**** PAGE

Al-Nusra Front forging al-Qaida base in Syria

What took 10 years in Afghanistan, occurred in Syria in less than two; Report: Nusra Front plans to target Israel from Syrian Golan.

Nusra Front Fighters 370 (photo credit: reuters)
Nusra Front Fighters 370
(photo credit: reuters)
Syria’s most prominent jihadist organization, the Nusra Front, is creating a base for al-Qaida in the heart of the Middle East from which waves of terrorism and radical subversion will likely ripple out and threaten regional and global security.
This is according to a report issued this week by the Meir Amit Intelligence and Terrorism Information Center near Tel Aviv.
A team of researchers from the center spent a year composing the 150-page document, which charts in remarkable detail the rise of the Nusra Front as well as its structure, leadership, size, scope of operations, ideological goals and growing geographic spheres of influence.
The report provides assessments of the threat the group poses in the near-, medium and long-term future.
Dr. Reuven Erlich, the head of the center, told The Jerusalem Post there was no doubt that the Nusra Front posed a significant strategic threat. He emphasized the quick pace of its growth in Syria and compared this to the time it took al-Qaida to become entrenched in Afghanistan in the 1980s and ’90s.
“What took 10 years to happen in Afghanistan occurred in Syria within a year or two,” said Erlich, a reserve colonel who served in a range of capacities in IDF Military Intelligence. “Syria is in heart of Middle East and in the backyard of Europe, and borders Israel. Geo-politically, it’s more central than Afghanistan and Pakistan. This makes the threat potential very high.”
He cautioned that Syria would soon begin exporting terrorism.
“If we compare this to a plague, at the moment we’re looking at the incubation phase in the body,” added Erlich, who also lectures at the Lauder School of Government, Diplomacy and Strategy at the Interdisciplinary Center Herzliya. “But after incubation it will spread – to the region and then to the whole world.”

********
**** ENTRIES PROVIDED

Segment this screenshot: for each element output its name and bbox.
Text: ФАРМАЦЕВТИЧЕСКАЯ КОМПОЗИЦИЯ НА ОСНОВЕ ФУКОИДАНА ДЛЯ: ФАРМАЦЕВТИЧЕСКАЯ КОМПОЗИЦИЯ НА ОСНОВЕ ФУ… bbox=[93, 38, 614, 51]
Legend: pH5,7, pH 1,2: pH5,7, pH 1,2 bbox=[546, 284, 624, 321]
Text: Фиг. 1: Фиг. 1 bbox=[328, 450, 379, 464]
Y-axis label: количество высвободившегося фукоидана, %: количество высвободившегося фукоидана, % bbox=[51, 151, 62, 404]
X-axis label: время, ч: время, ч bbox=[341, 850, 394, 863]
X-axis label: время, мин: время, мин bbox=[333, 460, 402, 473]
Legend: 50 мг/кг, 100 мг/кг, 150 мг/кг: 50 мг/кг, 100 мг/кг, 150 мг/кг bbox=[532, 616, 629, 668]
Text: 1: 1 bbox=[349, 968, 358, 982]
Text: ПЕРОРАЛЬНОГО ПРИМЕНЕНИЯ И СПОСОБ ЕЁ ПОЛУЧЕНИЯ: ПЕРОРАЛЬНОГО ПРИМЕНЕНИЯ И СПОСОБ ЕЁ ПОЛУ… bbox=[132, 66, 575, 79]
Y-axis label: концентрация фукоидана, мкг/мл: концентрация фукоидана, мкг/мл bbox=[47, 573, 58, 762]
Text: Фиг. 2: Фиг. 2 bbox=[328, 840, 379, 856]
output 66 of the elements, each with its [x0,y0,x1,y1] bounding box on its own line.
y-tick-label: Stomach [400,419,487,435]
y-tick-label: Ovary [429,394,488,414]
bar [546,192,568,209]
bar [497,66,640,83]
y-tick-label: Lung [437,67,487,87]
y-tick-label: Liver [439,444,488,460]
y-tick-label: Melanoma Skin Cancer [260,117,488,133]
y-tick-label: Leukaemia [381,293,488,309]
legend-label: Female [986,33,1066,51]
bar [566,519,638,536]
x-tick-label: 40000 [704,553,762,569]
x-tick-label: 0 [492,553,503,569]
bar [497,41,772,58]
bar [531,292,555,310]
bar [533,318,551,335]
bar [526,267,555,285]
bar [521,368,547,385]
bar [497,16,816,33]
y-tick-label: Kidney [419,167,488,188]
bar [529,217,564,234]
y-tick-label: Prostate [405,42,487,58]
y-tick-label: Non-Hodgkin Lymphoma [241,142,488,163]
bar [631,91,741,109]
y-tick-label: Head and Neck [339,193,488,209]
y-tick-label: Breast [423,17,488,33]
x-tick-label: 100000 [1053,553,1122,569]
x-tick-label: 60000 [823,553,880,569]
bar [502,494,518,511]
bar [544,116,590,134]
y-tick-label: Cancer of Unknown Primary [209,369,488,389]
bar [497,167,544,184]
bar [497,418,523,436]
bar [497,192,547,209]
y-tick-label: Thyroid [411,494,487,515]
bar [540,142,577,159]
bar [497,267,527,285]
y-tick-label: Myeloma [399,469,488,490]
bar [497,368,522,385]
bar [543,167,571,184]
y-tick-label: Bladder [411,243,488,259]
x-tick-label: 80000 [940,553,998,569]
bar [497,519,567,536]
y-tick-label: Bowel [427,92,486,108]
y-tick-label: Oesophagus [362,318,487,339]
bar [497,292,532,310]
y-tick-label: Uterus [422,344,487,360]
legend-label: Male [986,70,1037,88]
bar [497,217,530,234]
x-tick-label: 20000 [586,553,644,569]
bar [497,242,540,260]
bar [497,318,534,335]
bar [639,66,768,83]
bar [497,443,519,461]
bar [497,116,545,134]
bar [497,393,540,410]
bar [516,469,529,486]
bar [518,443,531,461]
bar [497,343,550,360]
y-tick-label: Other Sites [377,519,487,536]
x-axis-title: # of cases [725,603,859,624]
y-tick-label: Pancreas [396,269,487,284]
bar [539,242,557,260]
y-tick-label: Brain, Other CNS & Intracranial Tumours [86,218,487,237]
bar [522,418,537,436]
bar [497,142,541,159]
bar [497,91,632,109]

********

*GIVEN PROBLEM*: Extract from the article on the Nusra Front the passage that opens with the words containing "Al-Nusra Front forging" and closes with "near Tel Aviv.", copied word for word.

*ANSWER FOR THIS EXERCISE*:
Al-Nusra Front forging al-Qaida base in Syria

What took 10 years in Afghanistan, occurred in Syria in less than two; Report: Nusra Front plans to target Israel from Syrian Golan.

Nusra Front Fighters 370 (photo credit: reuters)
Nusra Front Fighters 370
(photo credit: reuters)
Syria’s most prominent jihadist organization, the Nusra Front, is creating a base for al-Qaida in the heart of the Middle East from which waves of terrorism and radical subversion will likely ripple out and threaten regional and global security.
This is according to a report issued this week by the Meir Amit Intelligence and Terrorism Information Center near Tel Aviv.